| Work to complete |
Start with the line containing "Output a JSON" and write out each line through the end of the listing, exactly as given.

Some records
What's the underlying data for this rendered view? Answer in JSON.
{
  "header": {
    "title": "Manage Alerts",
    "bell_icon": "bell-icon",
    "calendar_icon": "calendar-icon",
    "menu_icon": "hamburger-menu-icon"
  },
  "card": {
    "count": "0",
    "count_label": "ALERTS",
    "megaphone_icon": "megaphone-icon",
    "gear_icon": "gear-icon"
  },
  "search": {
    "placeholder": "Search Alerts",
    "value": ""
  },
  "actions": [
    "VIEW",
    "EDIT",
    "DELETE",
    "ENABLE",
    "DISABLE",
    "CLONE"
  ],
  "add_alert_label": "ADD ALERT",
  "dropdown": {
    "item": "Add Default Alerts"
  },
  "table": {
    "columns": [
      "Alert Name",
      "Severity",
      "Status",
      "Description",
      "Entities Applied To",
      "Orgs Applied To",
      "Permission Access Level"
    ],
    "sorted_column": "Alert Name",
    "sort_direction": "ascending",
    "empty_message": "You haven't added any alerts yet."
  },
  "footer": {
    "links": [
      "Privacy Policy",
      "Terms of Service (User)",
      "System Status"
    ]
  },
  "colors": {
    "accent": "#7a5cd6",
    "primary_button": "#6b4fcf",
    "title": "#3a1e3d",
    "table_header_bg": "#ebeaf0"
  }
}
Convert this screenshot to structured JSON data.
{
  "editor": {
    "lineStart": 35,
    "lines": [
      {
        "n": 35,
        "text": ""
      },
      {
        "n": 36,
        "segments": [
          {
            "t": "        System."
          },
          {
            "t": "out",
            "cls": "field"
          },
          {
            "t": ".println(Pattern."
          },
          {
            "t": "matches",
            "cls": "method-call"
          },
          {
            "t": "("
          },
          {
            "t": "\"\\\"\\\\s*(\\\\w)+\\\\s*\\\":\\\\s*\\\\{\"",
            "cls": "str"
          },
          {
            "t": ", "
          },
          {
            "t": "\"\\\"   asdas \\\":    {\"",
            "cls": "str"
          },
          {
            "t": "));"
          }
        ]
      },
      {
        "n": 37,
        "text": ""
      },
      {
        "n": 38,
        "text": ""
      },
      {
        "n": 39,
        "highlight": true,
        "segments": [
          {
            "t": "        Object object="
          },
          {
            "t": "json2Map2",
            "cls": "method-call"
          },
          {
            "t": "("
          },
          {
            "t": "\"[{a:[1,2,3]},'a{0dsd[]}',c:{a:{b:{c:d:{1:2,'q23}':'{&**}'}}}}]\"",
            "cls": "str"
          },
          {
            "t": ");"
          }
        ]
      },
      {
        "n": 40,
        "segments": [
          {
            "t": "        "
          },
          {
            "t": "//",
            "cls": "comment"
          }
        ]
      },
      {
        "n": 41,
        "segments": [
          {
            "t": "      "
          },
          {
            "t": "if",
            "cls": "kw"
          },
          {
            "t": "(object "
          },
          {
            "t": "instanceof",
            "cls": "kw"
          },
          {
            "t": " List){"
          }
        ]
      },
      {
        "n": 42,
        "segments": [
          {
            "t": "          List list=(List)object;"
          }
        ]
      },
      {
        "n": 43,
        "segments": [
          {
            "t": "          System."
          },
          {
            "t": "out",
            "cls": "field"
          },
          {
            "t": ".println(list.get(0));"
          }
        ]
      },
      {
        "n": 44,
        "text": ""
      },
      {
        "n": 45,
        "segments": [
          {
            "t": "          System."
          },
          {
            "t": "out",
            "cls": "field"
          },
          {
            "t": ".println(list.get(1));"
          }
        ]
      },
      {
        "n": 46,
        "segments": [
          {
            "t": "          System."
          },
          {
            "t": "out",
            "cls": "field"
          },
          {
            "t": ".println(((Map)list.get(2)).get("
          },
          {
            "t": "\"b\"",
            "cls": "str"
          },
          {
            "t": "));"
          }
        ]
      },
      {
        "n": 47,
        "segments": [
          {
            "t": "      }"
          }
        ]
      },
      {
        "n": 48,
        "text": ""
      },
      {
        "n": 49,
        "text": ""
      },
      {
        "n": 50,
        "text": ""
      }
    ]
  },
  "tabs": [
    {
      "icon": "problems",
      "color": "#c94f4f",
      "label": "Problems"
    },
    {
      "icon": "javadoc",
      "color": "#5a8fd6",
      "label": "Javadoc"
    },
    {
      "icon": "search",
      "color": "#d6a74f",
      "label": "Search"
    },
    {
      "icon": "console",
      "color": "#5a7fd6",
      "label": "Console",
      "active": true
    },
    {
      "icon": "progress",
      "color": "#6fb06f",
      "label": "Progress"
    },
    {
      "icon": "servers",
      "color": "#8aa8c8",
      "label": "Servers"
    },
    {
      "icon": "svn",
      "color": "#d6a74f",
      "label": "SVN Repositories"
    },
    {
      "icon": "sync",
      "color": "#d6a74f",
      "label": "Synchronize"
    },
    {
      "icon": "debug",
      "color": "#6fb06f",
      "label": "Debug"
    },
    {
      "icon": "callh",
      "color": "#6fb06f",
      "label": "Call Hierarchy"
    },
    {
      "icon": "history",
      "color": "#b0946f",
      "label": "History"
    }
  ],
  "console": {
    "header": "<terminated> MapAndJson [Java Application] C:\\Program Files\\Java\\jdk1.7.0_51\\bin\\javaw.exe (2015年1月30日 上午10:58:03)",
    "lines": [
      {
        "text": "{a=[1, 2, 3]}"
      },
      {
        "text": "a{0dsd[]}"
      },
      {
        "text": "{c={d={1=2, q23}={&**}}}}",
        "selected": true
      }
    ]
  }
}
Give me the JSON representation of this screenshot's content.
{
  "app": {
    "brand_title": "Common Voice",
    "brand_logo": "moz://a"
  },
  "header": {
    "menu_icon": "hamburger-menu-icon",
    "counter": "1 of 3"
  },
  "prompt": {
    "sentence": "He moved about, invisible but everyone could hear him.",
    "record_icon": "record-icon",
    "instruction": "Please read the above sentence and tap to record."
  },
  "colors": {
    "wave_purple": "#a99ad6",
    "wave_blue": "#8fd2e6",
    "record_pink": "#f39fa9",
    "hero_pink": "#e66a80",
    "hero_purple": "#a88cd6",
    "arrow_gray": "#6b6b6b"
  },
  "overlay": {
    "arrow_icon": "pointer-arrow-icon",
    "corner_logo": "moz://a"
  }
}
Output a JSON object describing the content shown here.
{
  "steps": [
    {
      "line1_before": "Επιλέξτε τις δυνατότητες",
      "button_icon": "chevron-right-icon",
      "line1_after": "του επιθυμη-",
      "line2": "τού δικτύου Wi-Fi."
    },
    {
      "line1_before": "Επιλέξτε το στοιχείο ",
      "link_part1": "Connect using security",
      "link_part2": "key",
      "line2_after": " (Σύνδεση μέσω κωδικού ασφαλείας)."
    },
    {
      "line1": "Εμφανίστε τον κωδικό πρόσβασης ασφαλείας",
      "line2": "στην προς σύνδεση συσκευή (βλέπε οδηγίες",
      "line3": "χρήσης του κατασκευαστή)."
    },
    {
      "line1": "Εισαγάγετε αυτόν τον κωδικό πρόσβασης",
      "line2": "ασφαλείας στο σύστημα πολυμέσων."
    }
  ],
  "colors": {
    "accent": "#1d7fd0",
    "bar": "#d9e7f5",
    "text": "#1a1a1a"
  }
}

| Written response |
Output a JSON object describing the content shown here.
{
  "steps": [
    {
      "line1_before": "Επιλέξτε τις δυνατότητες",
      "button_icon": "chevron-right-icon",
      "line1_after": "του επιθυμη-",
      "line2": "τού δικτύου Wi-Fi."
    },
    {
      "line1_before": "Επιλέξτε το στοιχείο ",
      "link_part1": "Connect using security",
      "link_part2": "key",
      "line2_after": " (Σύνδεση μέσω κωδικού ασφαλείας)."
    },
    {
      "line1": "Εμφανίστε τον κωδικό πρόσβασης ασφαλείας",
      "line2": "στην προς σύνδεση συσκευή (βλέπε οδηγίες",
      "line3": "χρήσης του κατασκευαστή)."
    },
    {
      "line1": "Εισαγάγετε αυτόν τον κωδικό πρόσβασης",
      "line2": "ασφαλείας στο σύστημα πολυμέσων."
    }
  ],
  "colors": {
    "accent": "#1d7fd0",
    "bar": "#d9e7f5",
    "text": "#1a1a1a"
  }
}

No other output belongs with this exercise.